Provide only the number of lines in the listing that contain the string "количество".

(Data records)

★ ★ ★ ★ ★

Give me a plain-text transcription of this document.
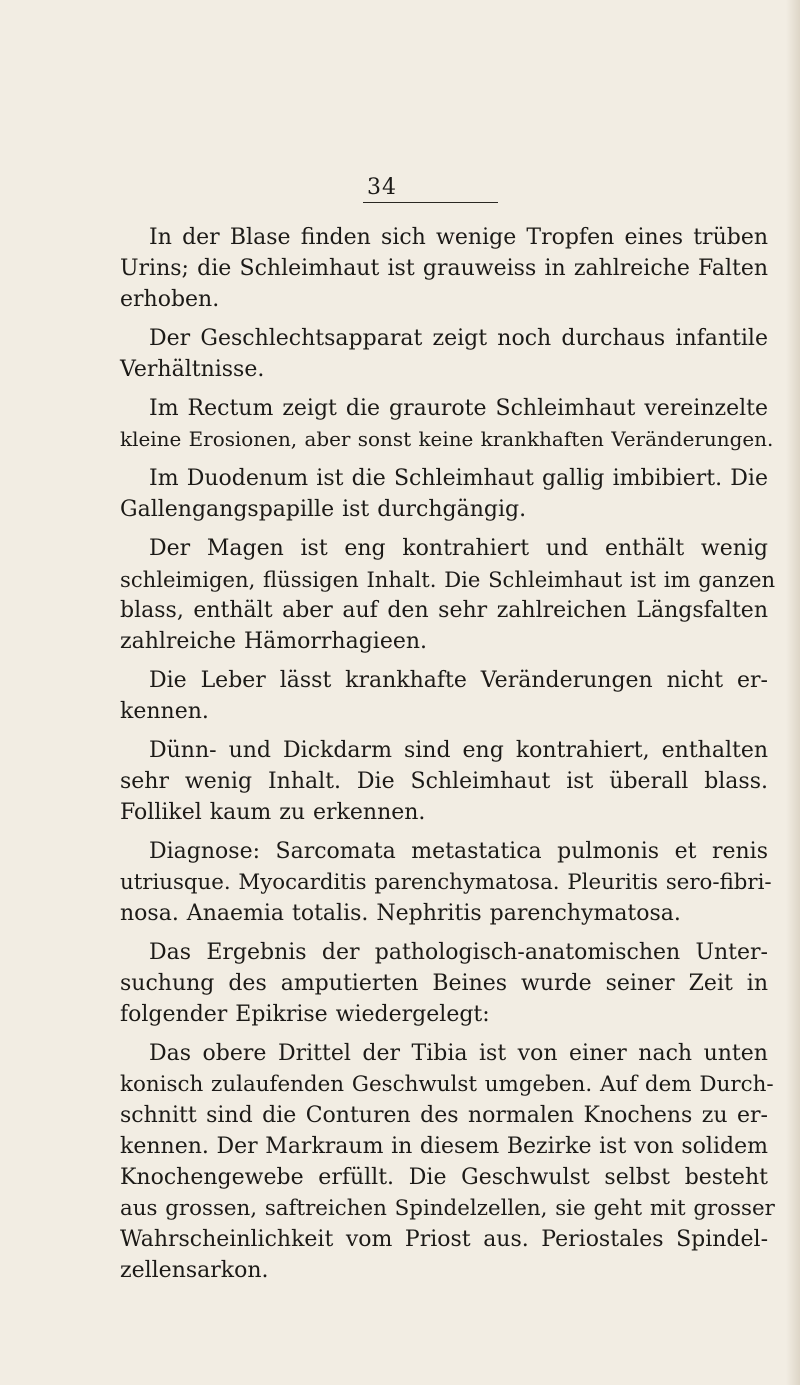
34

In der Blase finden sich wenige Tropfen eines trüben
Urins; die Schleimhaut ist grauweiss in zahlreiche Falten
erhoben.

Der Geschlechtsapparat zeigt noch durchaus infantile
Verhältnisse.

Im Rectum zeigt die graurote Schleimhaut vereinzelte
kleine Erosionen, aber sonst keine krankhaften Veränderungen.

Im Duodenum ist die Schleimhaut gallig imbibiert. Die
Gallengangspapille ist durchgängig.

Der Magen ist eng kontrahiert und enthält wenig
schleimigen, flüssigen Inhalt. Die Schleimhaut ist im ganzen
blass, enthält aber auf den sehr zahlreichen Längsfalten
zahlreiche Hämorrhagieen.

Die Leber lässt krankhafte Veränderungen nicht er-
kennen.

Dünn- und Dickdarm sind eng kontrahiert, enthalten
sehr wenig Inhalt. Die Schleimhaut ist überall blass.
Follikel kaum zu erkennen.

Diagnose: Sarcomata metastatica pulmonis et renis
utriusque. Myocarditis parenchymatosa. Pleuritis sero-fibri-
nosa. Anaemia totalis. Nephritis parenchymatosa.

Das Ergebnis der pathologisch-anatomischen Unter-
suchung des amputierten Beines wurde seiner Zeit in
folgender Epikrise wiedergelegt:

Das obere Drittel der Tibia ist von einer nach unten
konisch zulaufenden Geschwulst umgeben. Auf dem Durch-
schnitt sind die Conturen des normalen Knochens zu er-
kennen. Der Markraum in diesem Bezirke ist von solidem
Knochengewebe erfüllt. Die Geschwulst selbst besteht
aus grossen, saftreichen Spindelzellen, sie geht mit grosser
Wahrscheinlichkeit vom Priost aus. Periostales Spindel-
zellensarkon.
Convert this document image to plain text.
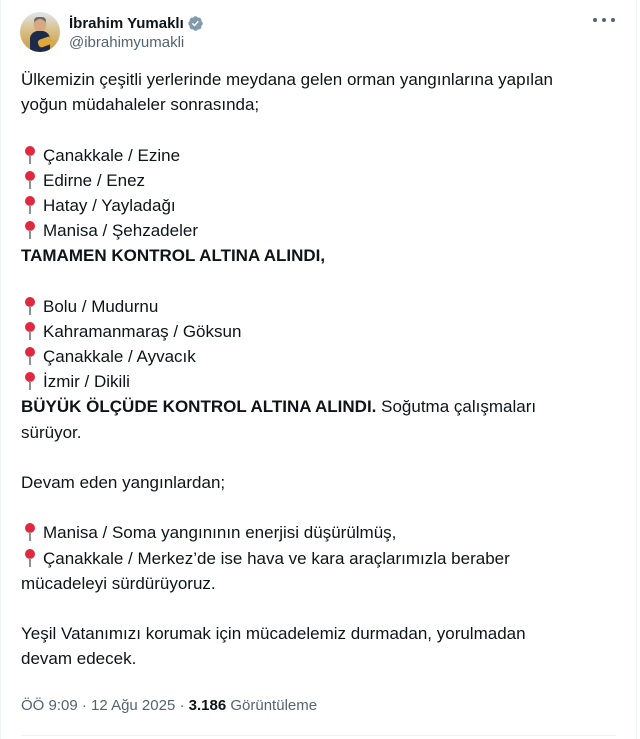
İbrahim Yumaklı
@ibrahimyumakli
Ülkemizin çeşitli yerlerinde meydana gelen orman yangınlarına yapılan
yoğun müdahaleler sonrasında;
Çanakkale / Ezine
Edirne / Enez
Hatay / Yayladağı
Manisa / Şehzadeler
TAMAMEN KONTROL ALTINA ALINDI,
Bolu / Mudurnu
Kahramanmaraş / Göksun
Çanakkale / Ayvacık
İzmir / Dikili
BÜYÜK ÖLÇÜDE KONTROL ALTINA ALINDI. Soğutma çalışmaları
sürüyor.
Devam eden yangınlardan;
Manisa / Soma yangınının enerjisi düşürülmüş,
Çanakkale / Merkez’de ise hava ve kara araçlarımızla beraber
mücadeleyi sürdürüyoruz.
Yeşil Vatanımızı korumak için mücadelemiz durmadan, yorulmadan
devam edecek.
ÖÖ 9:09 · 12 Ağu 2025 · 3.186 Görüntüleme
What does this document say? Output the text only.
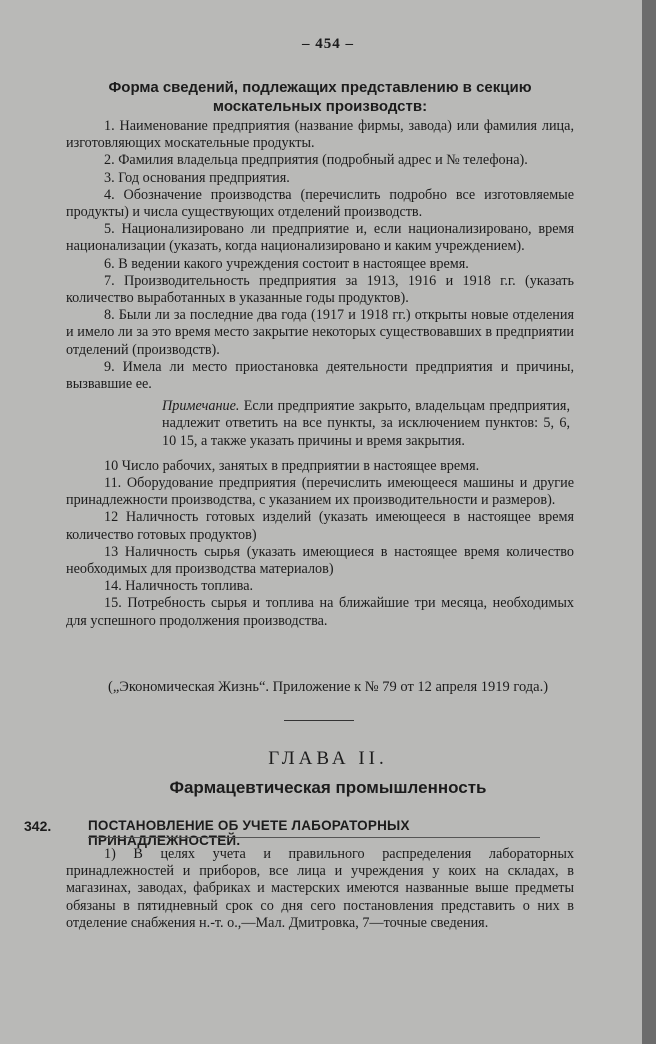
– 454 –
Форма сведений, подлежащих представлению в секцию москательных производств:

1. Наименование предприятия (название фирмы, завода) или фамилия лица, изготовляющих москательные продукты.

2. Фамилия владельца предприятия (подробный адрес и № телефона).

3. Год основания предприятия.

4. Обозначение производства (перечислить подробно все изготовляемые продукты) и числа существующих отделений производств.

5. Национализировано ли предприятие и, если национализировано, время национализации (указать, когда национализировано и каким учреждением).

6. В ведении какого учреждения состоит в настоящее время.

7. Производительность предприятия за 1913, 1916 и 1918 г.г. (указать количество выработанных в указанные годы продуктов).

8. Были ли за последние два года (1917 и 1918 гг.) открыты новые отделения и имело ли за это время место закрытие некоторых существовавших в предприятии отделений (производств).

9. Имела ли место приостановка деятельности предприятия и причины, вызвавшие ее.

Примечание. Если предприятие закрыто, владельцам предприятия, надлежит ответить на все пункты, за исключением пунктов: 5, 6, 10 15, а также указать причины и время закрытия.

10 Число рабочих, занятых в предприятии в настоящее время.

11. Оборудование предприятия (перечислить имеющееся машины и другие принадлежности производства, с указанием их производительности и размеров).

12 Наличность готовых изделий (указать имеющееся в настоящее время количество готовых продуктов)

13 Наличность сырья (указать имеющиеся в настоящее время количество необходимых для производства материалов)

14. Наличность топлива.

15. Потребность сырья и топлива на ближайшие три месяца, необходимых для успешного продолжения производства.

(„Экономическая Жизнь“. Приложение к № 79 от 12 апреля 1919 года.)
ГЛАВА II.
Фармацевтическая промышленность
342.	ПОСТАНОВЛЕНИЕ ОБ УЧЕТЕ ЛАБОРАТОРНЫХ ПРИНАДЛЕЖНОСТЕЙ.
1) В целях учета и правильного распределения лабораторных принадлежностей и приборов, все лица и учреждения у коих на складах, в магазинах, заводах, фабриках и мастерских имеются названные выше предметы обязаны в пятидневный срок со дня сего постановления представить о них в отделение снабжения н.-т. о.,—Мал. Дмитровка, 7—точные сведения.
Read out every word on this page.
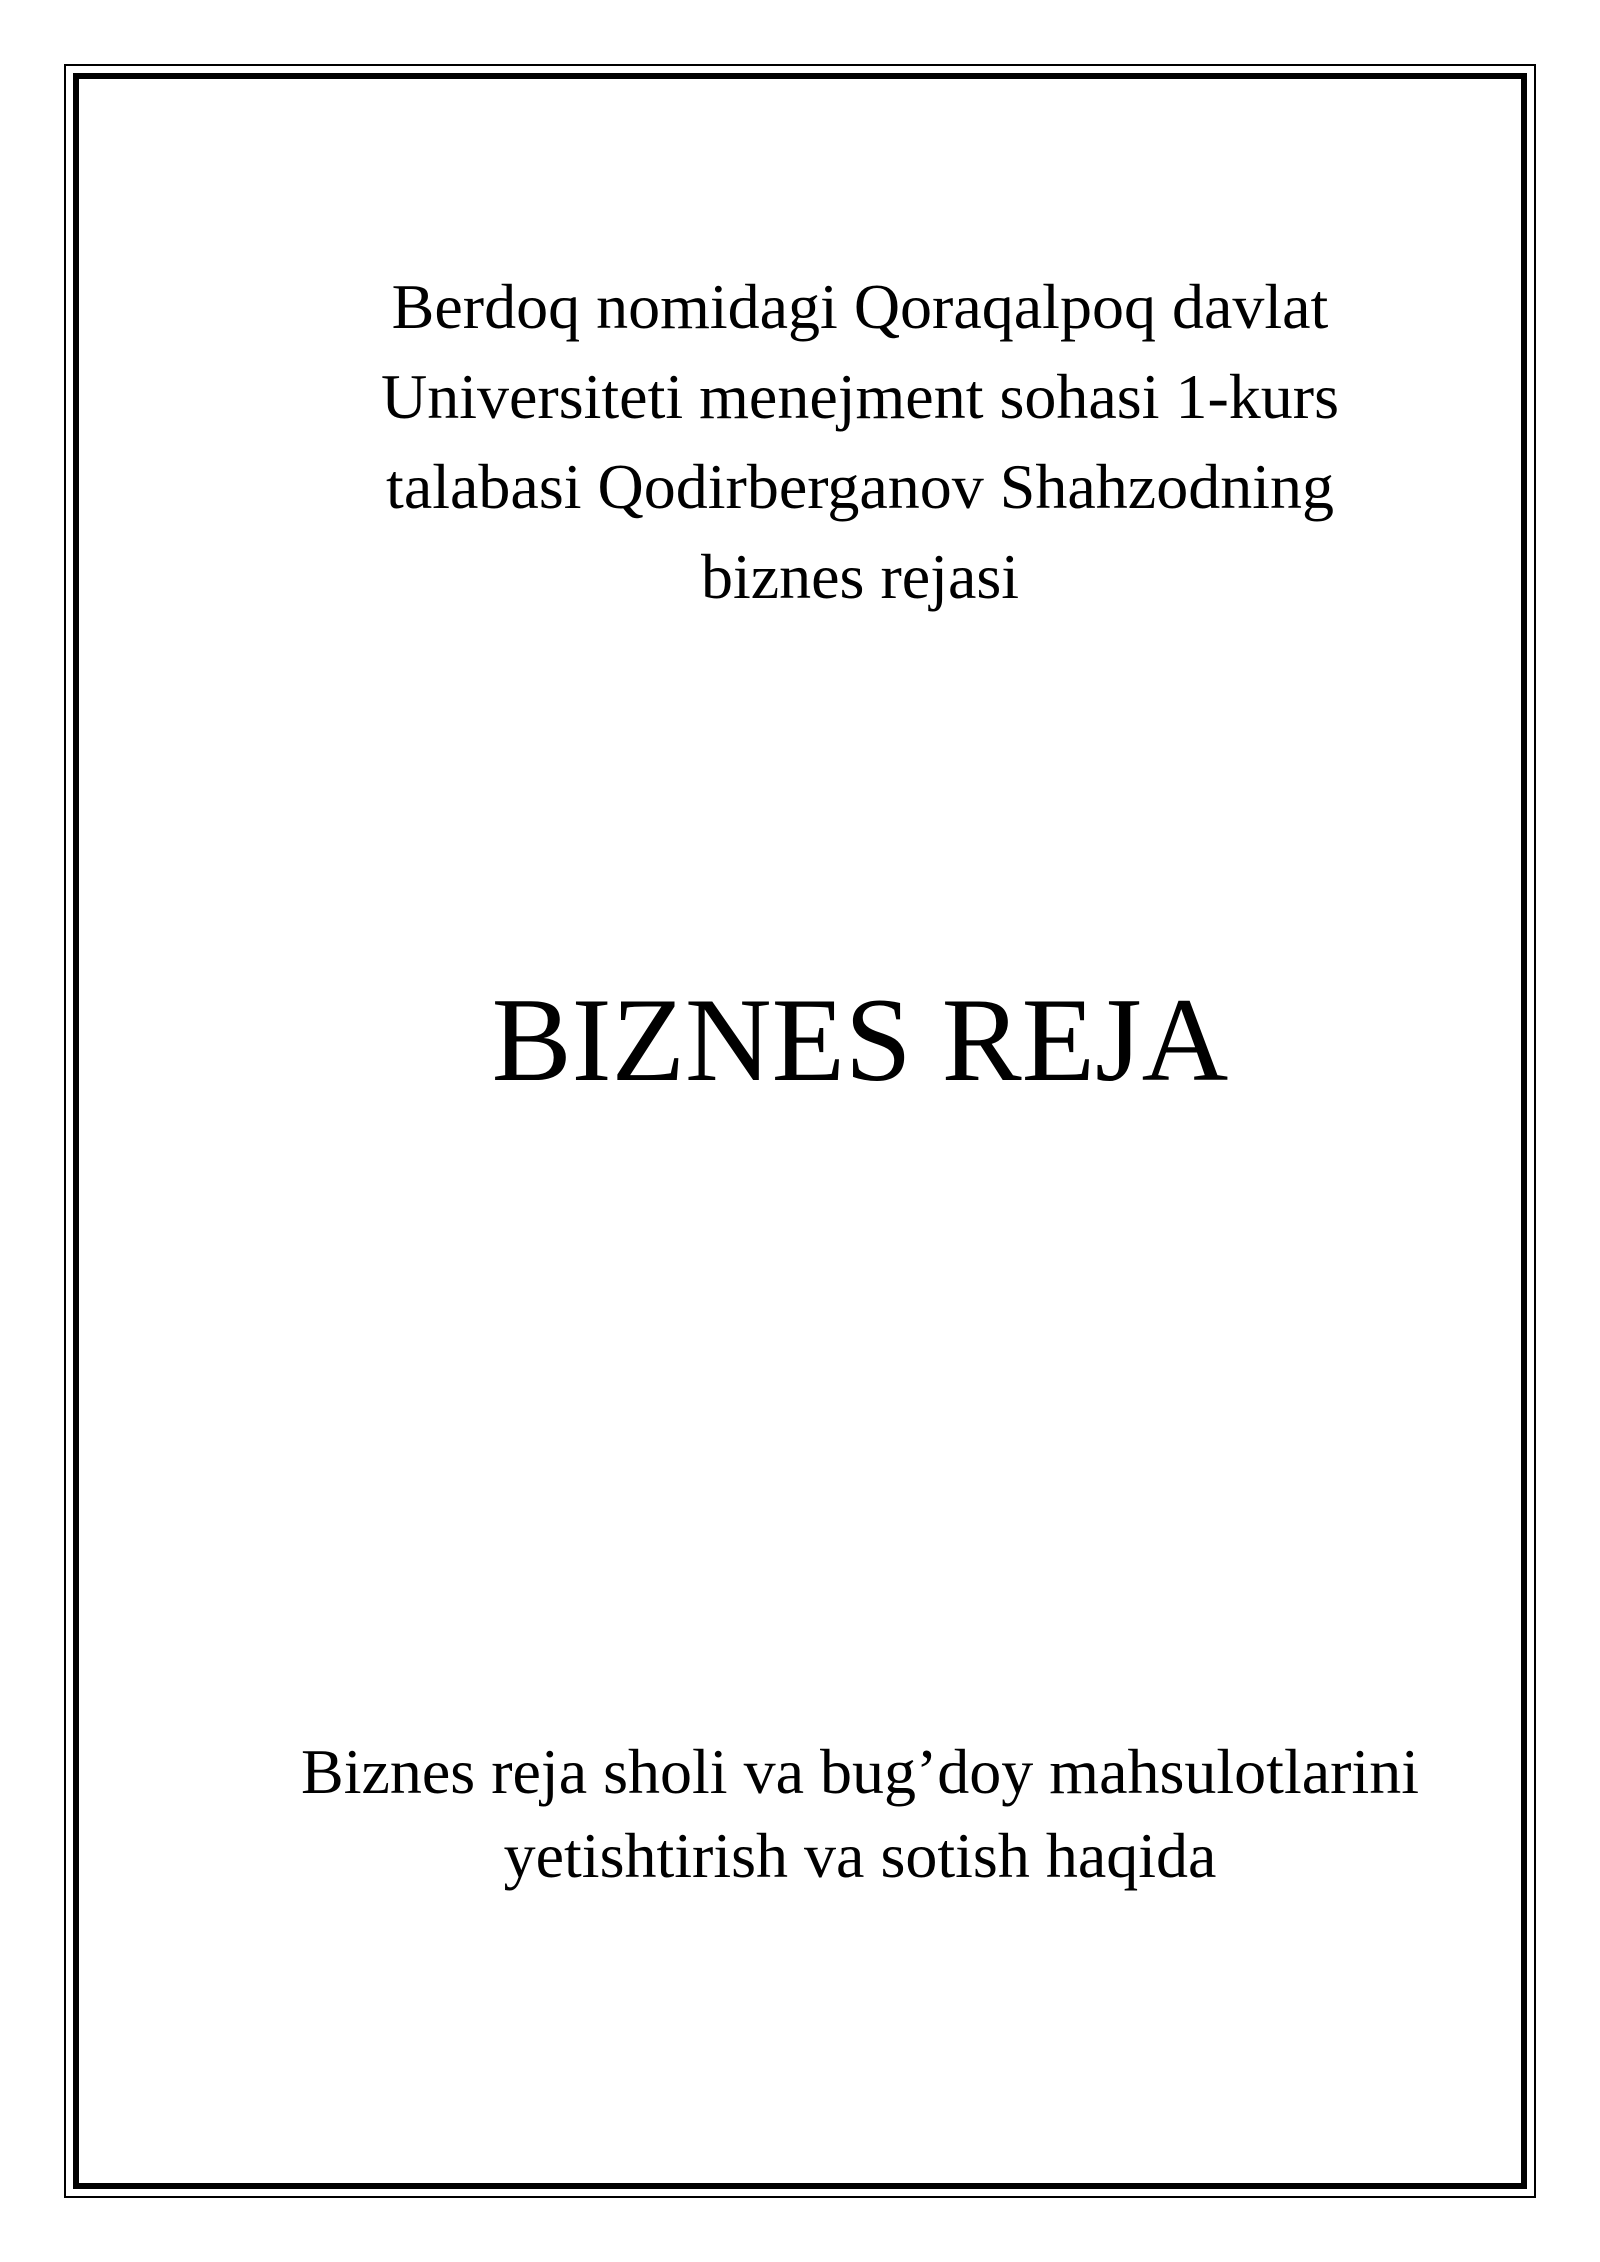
Berdoq nomidagi Qoraqalpoq davlat
Universiteti menejment sohasi 1-kurs
talabasi Qodirberganov Shahzodning
biznes rejasi
BIZNES REJA
Biznes reja sholi va bug’doy mahsulotlarini
yetishtirish va sotish haqida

★ ★ ★ ★ ★

Task answer:
3